TASK ITEM:
Please look for the string "Lipid" below and report every line in which it occurs.

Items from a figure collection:
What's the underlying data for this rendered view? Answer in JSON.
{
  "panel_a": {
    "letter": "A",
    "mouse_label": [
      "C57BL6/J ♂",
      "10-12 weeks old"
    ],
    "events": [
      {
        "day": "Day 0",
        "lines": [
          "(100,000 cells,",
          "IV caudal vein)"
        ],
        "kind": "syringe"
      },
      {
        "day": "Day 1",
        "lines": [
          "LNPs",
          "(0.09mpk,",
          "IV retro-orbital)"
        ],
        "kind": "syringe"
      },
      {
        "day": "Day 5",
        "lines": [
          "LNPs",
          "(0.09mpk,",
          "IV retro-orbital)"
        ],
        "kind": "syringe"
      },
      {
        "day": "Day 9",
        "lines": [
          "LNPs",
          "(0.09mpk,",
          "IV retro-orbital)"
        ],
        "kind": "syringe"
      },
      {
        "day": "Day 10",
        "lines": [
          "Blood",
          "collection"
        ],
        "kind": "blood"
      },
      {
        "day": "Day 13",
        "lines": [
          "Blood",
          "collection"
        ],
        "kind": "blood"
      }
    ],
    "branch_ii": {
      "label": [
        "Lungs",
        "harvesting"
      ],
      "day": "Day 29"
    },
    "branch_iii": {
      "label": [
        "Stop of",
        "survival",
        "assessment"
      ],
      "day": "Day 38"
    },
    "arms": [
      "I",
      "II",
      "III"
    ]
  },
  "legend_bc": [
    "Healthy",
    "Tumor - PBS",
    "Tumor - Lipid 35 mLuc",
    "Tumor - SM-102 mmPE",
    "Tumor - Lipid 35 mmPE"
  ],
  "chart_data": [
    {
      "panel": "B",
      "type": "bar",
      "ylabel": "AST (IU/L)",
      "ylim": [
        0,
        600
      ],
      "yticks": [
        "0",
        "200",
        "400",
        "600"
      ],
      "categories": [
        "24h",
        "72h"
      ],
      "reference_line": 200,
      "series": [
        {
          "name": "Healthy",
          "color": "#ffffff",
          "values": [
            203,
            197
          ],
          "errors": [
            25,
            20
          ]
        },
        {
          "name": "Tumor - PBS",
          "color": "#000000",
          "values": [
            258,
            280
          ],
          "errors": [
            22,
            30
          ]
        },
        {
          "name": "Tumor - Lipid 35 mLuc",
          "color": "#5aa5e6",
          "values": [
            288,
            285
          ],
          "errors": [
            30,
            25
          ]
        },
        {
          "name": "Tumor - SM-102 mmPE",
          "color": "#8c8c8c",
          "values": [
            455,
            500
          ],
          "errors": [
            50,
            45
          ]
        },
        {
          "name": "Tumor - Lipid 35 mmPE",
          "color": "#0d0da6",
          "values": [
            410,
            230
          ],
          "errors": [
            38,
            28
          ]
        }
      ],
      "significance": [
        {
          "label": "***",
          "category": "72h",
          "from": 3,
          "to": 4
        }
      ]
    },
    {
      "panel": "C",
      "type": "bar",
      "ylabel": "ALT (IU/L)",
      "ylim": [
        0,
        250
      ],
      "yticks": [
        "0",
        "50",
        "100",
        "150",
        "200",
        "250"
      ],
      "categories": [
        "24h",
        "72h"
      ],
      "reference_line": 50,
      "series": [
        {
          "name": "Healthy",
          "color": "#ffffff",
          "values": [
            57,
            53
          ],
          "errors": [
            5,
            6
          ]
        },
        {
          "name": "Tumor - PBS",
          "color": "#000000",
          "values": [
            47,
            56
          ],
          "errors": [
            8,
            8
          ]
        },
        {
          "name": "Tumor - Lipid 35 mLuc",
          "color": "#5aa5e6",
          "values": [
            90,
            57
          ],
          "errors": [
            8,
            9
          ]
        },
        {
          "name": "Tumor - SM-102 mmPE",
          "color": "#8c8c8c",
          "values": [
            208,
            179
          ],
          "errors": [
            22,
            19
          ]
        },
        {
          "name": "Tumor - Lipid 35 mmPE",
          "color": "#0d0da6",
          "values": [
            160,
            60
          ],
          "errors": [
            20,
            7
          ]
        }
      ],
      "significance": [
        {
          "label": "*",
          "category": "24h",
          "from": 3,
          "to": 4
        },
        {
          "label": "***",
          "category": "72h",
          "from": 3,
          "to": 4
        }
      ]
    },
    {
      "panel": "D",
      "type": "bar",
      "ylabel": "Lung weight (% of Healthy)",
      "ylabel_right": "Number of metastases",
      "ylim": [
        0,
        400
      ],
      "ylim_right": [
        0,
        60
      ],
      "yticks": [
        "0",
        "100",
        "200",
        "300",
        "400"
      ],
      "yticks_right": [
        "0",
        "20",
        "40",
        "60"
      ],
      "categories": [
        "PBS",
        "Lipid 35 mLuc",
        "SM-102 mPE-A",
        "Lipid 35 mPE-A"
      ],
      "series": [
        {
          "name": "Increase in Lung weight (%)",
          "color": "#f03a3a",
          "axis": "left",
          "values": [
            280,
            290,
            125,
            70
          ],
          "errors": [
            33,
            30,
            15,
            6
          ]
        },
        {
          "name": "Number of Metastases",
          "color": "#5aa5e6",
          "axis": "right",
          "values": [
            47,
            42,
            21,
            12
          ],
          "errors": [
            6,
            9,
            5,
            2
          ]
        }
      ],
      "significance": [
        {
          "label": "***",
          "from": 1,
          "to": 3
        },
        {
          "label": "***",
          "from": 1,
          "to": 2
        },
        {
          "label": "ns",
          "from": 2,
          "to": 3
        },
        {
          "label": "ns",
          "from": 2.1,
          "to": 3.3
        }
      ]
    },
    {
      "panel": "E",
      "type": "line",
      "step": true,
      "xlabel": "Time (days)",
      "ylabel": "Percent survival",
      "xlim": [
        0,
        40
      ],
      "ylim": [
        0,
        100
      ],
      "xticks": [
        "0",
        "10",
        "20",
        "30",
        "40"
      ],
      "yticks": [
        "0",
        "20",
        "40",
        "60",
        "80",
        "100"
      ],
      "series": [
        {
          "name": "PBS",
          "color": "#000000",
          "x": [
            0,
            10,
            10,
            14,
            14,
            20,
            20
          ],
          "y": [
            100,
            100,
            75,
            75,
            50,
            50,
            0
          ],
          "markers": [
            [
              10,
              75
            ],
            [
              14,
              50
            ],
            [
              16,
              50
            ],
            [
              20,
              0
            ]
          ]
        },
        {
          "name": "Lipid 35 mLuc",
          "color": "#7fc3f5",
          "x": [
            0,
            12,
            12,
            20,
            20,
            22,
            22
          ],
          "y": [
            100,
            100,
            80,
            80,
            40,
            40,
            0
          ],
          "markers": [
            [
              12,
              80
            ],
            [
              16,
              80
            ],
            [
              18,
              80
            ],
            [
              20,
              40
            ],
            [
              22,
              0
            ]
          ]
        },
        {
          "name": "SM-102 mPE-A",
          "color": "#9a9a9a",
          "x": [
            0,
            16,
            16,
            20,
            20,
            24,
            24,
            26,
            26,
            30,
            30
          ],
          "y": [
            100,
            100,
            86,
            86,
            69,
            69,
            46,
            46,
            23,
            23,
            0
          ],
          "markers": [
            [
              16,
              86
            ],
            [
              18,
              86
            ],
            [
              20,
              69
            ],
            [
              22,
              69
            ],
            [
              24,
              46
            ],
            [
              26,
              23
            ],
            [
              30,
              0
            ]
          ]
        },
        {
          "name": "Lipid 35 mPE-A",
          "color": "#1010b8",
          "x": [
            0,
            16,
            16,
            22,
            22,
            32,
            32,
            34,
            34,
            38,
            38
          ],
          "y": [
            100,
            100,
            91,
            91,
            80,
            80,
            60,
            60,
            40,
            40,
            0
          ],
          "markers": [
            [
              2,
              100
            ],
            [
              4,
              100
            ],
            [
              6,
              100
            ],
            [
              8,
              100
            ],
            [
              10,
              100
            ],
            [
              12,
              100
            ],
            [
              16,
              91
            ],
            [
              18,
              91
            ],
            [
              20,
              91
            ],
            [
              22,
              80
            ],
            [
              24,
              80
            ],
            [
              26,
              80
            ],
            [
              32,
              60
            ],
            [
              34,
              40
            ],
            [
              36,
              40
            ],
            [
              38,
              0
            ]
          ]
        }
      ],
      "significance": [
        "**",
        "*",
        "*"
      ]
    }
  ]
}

EXERCISE ANSWER:
    "Tumor - Lipid 35 mLuc",
    "Tumor - Lipid 35 mmPE"
          "name": "Tumor - Lipid 35 mLuc",
          "name": "Tumor - Lipid 35 mmPE",
          "name": "Tumor - Lipid 35 mLuc",
          "name": "Tumor - Lipid 35 mmPE",
        "Lipid 35 mLuc",
        "Lipid 35 mPE-A"
          "name": "Lipid 35 mLuc",
          "name": "Lipid 35 mPE-A",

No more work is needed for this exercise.